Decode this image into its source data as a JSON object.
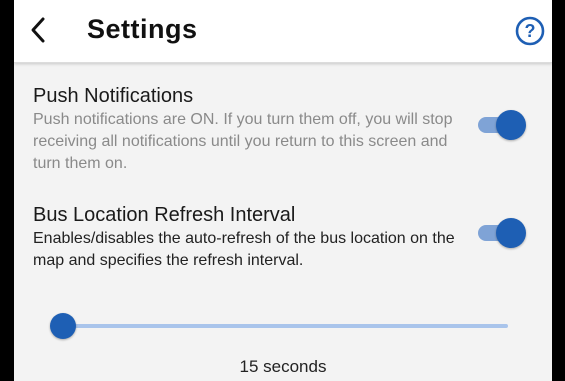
{
  "header": {
    "back_icon": "chevron-left-icon",
    "title": "Settings",
    "help_icon": "help-circle-icon"
  },
  "push_notifications": {
    "title": "Push Notifications",
    "description": "Push notifications are ON. If you turn them off, you will stop receiving all notifications until you return to this screen and turn them on.",
    "enabled": true
  },
  "bus_refresh": {
    "title": "Bus Location Refresh Interval",
    "description": "Enables/disables the auto-refresh of the bus location on the map and specifies the refresh interval.",
    "enabled": true,
    "slider_fraction": 0.0,
    "value_label": "15 seconds"
  },
  "colors": {
    "accent": "#1e5fb4",
    "track": "#7fa3d6",
    "rail": "#a9c4eb",
    "help": "#1e5fb4"
  }
}
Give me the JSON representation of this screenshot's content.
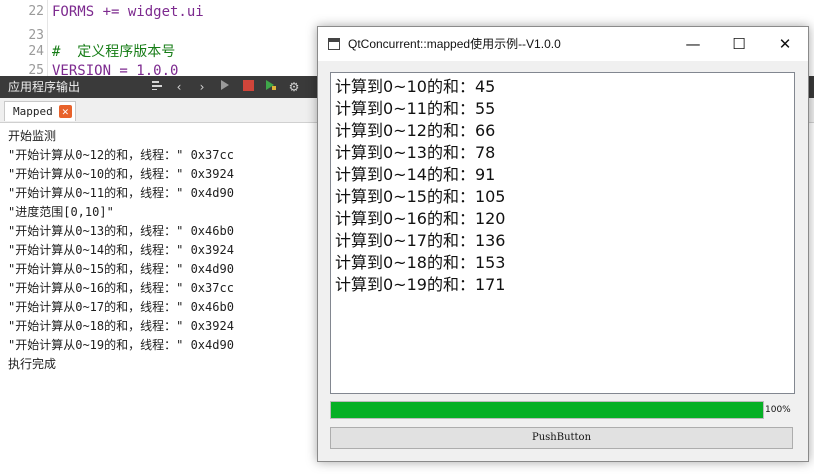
{
  "editor": {
    "lines": [
      {
        "num": "22",
        "text": "FORMS += widget.ui"
      },
      {
        "num": "23",
        "text": ""
      },
      {
        "num": "24",
        "text": "#  定义程序版本号"
      },
      {
        "num": "25",
        "text": "VERSION = 1.0.0"
      }
    ]
  },
  "output_pane": {
    "title": "应用程序输出",
    "tab_label": "Mapped",
    "tab_close": "✕",
    "log_lines": [
      "开始监测",
      "\"开始计算从0~12的和，线程：\" 0x37cc",
      "\"开始计算从0~10的和，线程：\" 0x3924",
      "\"开始计算从0~11的和，线程：\" 0x4d90",
      "\"进度范围[0,10]\"",
      "\"开始计算从0~13的和，线程：\" 0x46b0",
      "\"开始计算从0~14的和，线程：\" 0x3924",
      "\"开始计算从0~15的和，线程：\" 0x4d90",
      "\"开始计算从0~16的和，线程：\" 0x37cc",
      "\"开始计算从0~17的和，线程：\" 0x46b0",
      "\"开始计算从0~18的和，线程：\" 0x3924",
      "\"开始计算从0~19的和，线程：\" 0x4d90",
      "执行完成"
    ]
  },
  "dialog": {
    "title": "QtConcurrent::mapped使用示例--V1.0.0",
    "minimize": "—",
    "maximize": "☐",
    "close": "✕",
    "results": [
      "计算到0~10的和：45",
      "计算到0~11的和：55",
      "计算到0~12的和：66",
      "计算到0~13的和：78",
      "计算到0~14的和：91",
      "计算到0~15的和：105",
      "计算到0~16的和：120",
      "计算到0~17的和：136",
      "计算到0~18的和：153",
      "计算到0~19的和：171"
    ],
    "progress": {
      "value": 100,
      "label": "100%"
    },
    "button_label": "PushButton"
  },
  "colors": {
    "progress_fill": "#06b025",
    "toolbar_bg": "#3a3a3a",
    "tab_close_bg": "#e8622b"
  },
  "icons": {
    "toolbar": [
      "filter-icon",
      "prev-arrow-icon",
      "next-arrow-icon",
      "run-icon",
      "stop-icon",
      "debug-icon",
      "gear-icon"
    ]
  }
}
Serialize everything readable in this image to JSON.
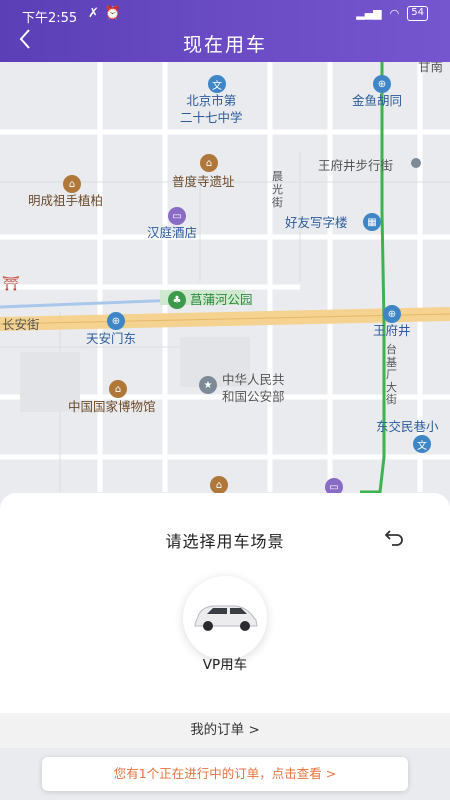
{
  "status_bar": {
    "time": "下午2:55",
    "battery": "54"
  },
  "header": {
    "title": "现在用车",
    "back_icon": "chevron-left-icon"
  },
  "map": {
    "labels": {
      "gan": "甘南",
      "school": "北京市第\n二十七中学",
      "jinyu": "金鱼胡同",
      "wangfujing_st": "王府井步行街",
      "puduo": "普度寺遗址",
      "mingcheng": "明成祖手植柏",
      "chenguang": "晨\n光\n街",
      "youyou": "好友写字楼",
      "hanting": "汉庭酒店",
      "changpu": "菖蒲河公园",
      "changan": "长安街",
      "tiananmen": "天安门东",
      "wangfujing": "王府井",
      "taijichang": "台\n基\n厂\n大\n街",
      "gonganbu": "中华人民共\n和国公安部",
      "museum": "中国国家博物馆",
      "dongjiao": "东交民巷小"
    }
  },
  "sheet": {
    "title": "请选择用车场景",
    "car_label": "VP用车",
    "orders_label": "我的订单  >",
    "notice": "您有1个正在进行中的订单，点击查看  >"
  },
  "colors": {
    "header": "#6a4bc4",
    "notice_text": "#e8723c"
  }
}
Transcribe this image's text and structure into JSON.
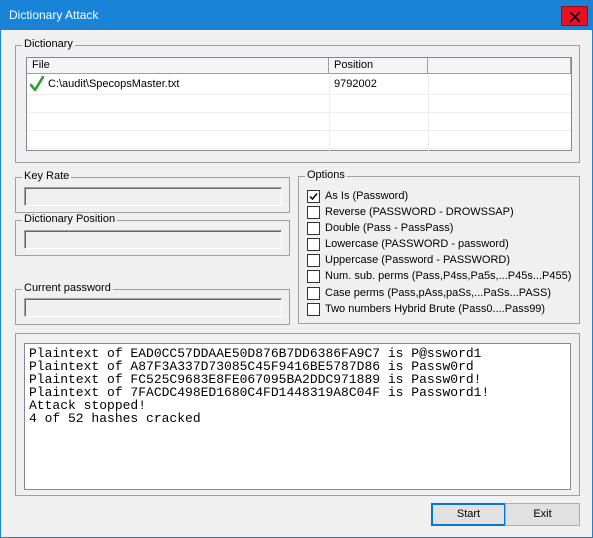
{
  "window": {
    "title": "Dictionary Attack"
  },
  "dictionary": {
    "label": "Dictionary",
    "columns": [
      "File",
      "Position"
    ],
    "rows": [
      {
        "file": "C:\\audit\\SpecopsMaster.txt",
        "position": "9792002",
        "status_icon": "green-checkmark-icon"
      }
    ]
  },
  "key_rate": {
    "label": "Key Rate",
    "value": ""
  },
  "dictionary_position": {
    "label": "Dictionary Position",
    "value": ""
  },
  "current_password": {
    "label": "Current password",
    "value": ""
  },
  "options": {
    "label": "Options",
    "items": [
      {
        "label": "As Is (Password)",
        "checked": true
      },
      {
        "label": "Reverse (PASSWORD - DROWSSAP)",
        "checked": false
      },
      {
        "label": "Double (Pass - PassPass)",
        "checked": false
      },
      {
        "label": "Lowercase (PASSWORD - password)",
        "checked": false
      },
      {
        "label": "Uppercase (Password - PASSWORD)",
        "checked": false
      },
      {
        "label": "Num. sub. perms (Pass,P4ss,Pa5s,...P45s...P455)",
        "checked": false
      },
      {
        "label": "Case perms (Pass,pAss,paSs,...PaSs...PASS)",
        "checked": false
      },
      {
        "label": "Two numbers Hybrid Brute (Pass0....Pass99)",
        "checked": false
      }
    ]
  },
  "output": {
    "lines": [
      "Plaintext of EAD0CC57DDAAE50D876B7DD6386FA9C7 is P@ssword1",
      "Plaintext of A87F3A337D73085C45F9416BE5787D86 is Passw0rd",
      "Plaintext of FC525C9683E8FE067095BA2DDC971889 is Passw0rd!",
      "Plaintext of 7FACDC498ED1680C4FD1448319A8C04F is Password1!",
      "Attack stopped!",
      "4 of 52 hashes cracked"
    ]
  },
  "buttons": {
    "start": "Start",
    "exit": "Exit"
  },
  "colors": {
    "titlebar": "#1883d7",
    "close": "#e81123",
    "check": "#2e9e2e"
  }
}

- - -

__WRITTEN INSTRUCTION__
Would you return the data exactly as written, without the pictures?

__WRITTEN SOLUTION__
Decode this image into its source data as a JSON object.
{
  "header": {
    "back_icon": "chevron-left-icon",
    "title": "Settings",
    "help_icon": "help-circle-icon"
  },
  "push_notifications": {
    "title": "Push Notifications",
    "description": "Push notifications are ON. If you turn them off, you will stop receiving all notifications until you return to this screen and turn them on.",
    "enabled": true
  },
  "bus_refresh": {
    "title": "Bus Location Refresh Interval",
    "description": "Enables/disables the auto-refresh of the bus location on the map and specifies the refresh interval.",
    "enabled": true,
    "slider_fraction": 0.0,
    "value_label": "15 seconds"
  },
  "colors": {
    "accent": "#1e5fb4",
    "track": "#7fa3d6",
    "rail": "#a9c4eb",
    "help": "#1e5fb4"
  }
}
Give me the JSON representation of this screenshot's content.
{
  "editor": {
    "lines": [
      {
        "num": "22",
        "text": "FORMS += widget.ui"
      },
      {
        "num": "23",
        "text": ""
      },
      {
        "num": "24",
        "text": "#  定义程序版本号"
      },
      {
        "num": "25",
        "text": "VERSION = 1.0.0"
      }
    ]
  },
  "output_pane": {
    "title": "应用程序输出",
    "tab_label": "Mapped",
    "tab_close": "✕",
    "log_lines": [
      "开始监测",
      "\"开始计算从0~12的和，线程：\" 0x37cc",
      "\"开始计算从0~10的和，线程：\" 0x3924",
      "\"开始计算从0~11的和，线程：\" 0x4d90",
      "\"进度范围[0,10]\"",
      "\"开始计算从0~13的和，线程：\" 0x46b0",
      "\"开始计算从0~14的和，线程：\" 0x3924",
      "\"开始计算从0~15的和，线程：\" 0x4d90",
      "\"开始计算从0~16的和，线程：\" 0x37cc",
      "\"开始计算从0~17的和，线程：\" 0x46b0",
      "\"开始计算从0~18的和，线程：\" 0x3924",
      "\"开始计算从0~19的和，线程：\" 0x4d90",
      "执行完成"
    ]
  },
  "dialog": {
    "title": "QtConcurrent::mapped使用示例--V1.0.0",
    "minimize": "—",
    "maximize": "☐",
    "close": "✕",
    "results": [
      "计算到0~10的和：45",
      "计算到0~11的和：55",
      "计算到0~12的和：66",
      "计算到0~13的和：78",
      "计算到0~14的和：91",
      "计算到0~15的和：105",
      "计算到0~16的和：120",
      "计算到0~17的和：136",
      "计算到0~18的和：153",
      "计算到0~19的和：171"
    ],
    "progress": {
      "value": 100,
      "label": "100%"
    },
    "button_label": "PushButton"
  },
  "colors": {
    "progress_fill": "#06b025",
    "toolbar_bg": "#3a3a3a",
    "tab_close_bg": "#e8622b"
  },
  "icons": {
    "toolbar": [
      "filter-icon",
      "prev-arrow-icon",
      "next-arrow-icon",
      "run-icon",
      "stop-icon",
      "debug-icon",
      "gear-icon"
    ]
  }
}
Serialize everything readable in this image to JSON.
{
  "status_bar": {
    "time": "下午2:55",
    "battery": "54"
  },
  "header": {
    "title": "现在用车",
    "back_icon": "chevron-left-icon"
  },
  "map": {
    "labels": {
      "gan": "甘南",
      "school": "北京市第\n二十七中学",
      "jinyu": "金鱼胡同",
      "wangfujing_st": "王府井步行街",
      "puduo": "普度寺遗址",
      "mingcheng": "明成祖手植柏",
      "chenguang": "晨\n光\n街",
      "youyou": "好友写字楼",
      "hanting": "汉庭酒店",
      "changpu": "菖蒲河公园",
      "changan": "长安街",
      "tiananmen": "天安门东",
      "wangfujing": "王府井",
      "taijichang": "台\n基\n厂\n大\n街",
      "gonganbu": "中华人民共\n和国公安部",
      "museum": "中国国家博物馆",
      "dongjiao": "东交民巷小"
    }
  },
  "sheet": {
    "title": "请选择用车场景",
    "car_label": "VP用车",
    "orders_label": "我的订单  >",
    "notice": "您有1个正在进行中的订单，点击查看  >"
  },
  "colors": {
    "header": "#6a4bc4",
    "notice_text": "#e8723c"
  }
}
Transcribe this image's text and structure into JSON.
{
  "window": {
    "title": "Dictionary Attack"
  },
  "dictionary": {
    "label": "Dictionary",
    "columns": [
      "File",
      "Position"
    ],
    "rows": [
      {
        "file": "C:\\audit\\SpecopsMaster.txt",
        "position": "9792002",
        "status_icon": "green-checkmark-icon"
      }
    ]
  },
  "key_rate": {
    "label": "Key Rate",
    "value": ""
  },
  "dictionary_position": {
    "label": "Dictionary Position",
    "value": ""
  },
  "current_password": {
    "label": "Current password",
    "value": ""
  },
  "options": {
    "label": "Options",
    "items": [
      {
        "label": "As Is (Password)",
        "checked": true
      },
      {
        "label": "Reverse (PASSWORD - DROWSSAP)",
        "checked": false
      },
      {
        "label": "Double (Pass - PassPass)",
        "checked": false
      },
      {
        "label": "Lowercase (PASSWORD - password)",
        "checked": false
      },
      {
        "label": "Uppercase (Password - PASSWORD)",
        "checked": false
      },
      {
        "label": "Num. sub. perms (Pass,P4ss,Pa5s,...P45s...P455)",
        "checked": false
      },
      {
        "label": "Case perms (Pass,pAss,paSs,...PaSs...PASS)",
        "checked": false
      },
      {
        "label": "Two numbers Hybrid Brute (Pass0....Pass99)",
        "checked": false
      }
    ]
  },
  "output": {
    "lines": [
      "Plaintext of EAD0CC57DDAAE50D876B7DD6386FA9C7 is P@ssword1",
      "Plaintext of A87F3A337D73085C45F9416BE5787D86 is Passw0rd",
      "Plaintext of FC525C9683E8FE067095BA2DDC971889 is Passw0rd!",
      "Plaintext of 7FACDC498ED1680C4FD1448319A8C04F is Password1!",
      "Attack stopped!",
      "4 of 52 hashes cracked"
    ]
  },
  "buttons": {
    "start": "Start",
    "exit": "Exit"
  },
  "colors": {
    "titlebar": "#1883d7",
    "close": "#e81123",
    "check": "#2e9e2e"
  }
}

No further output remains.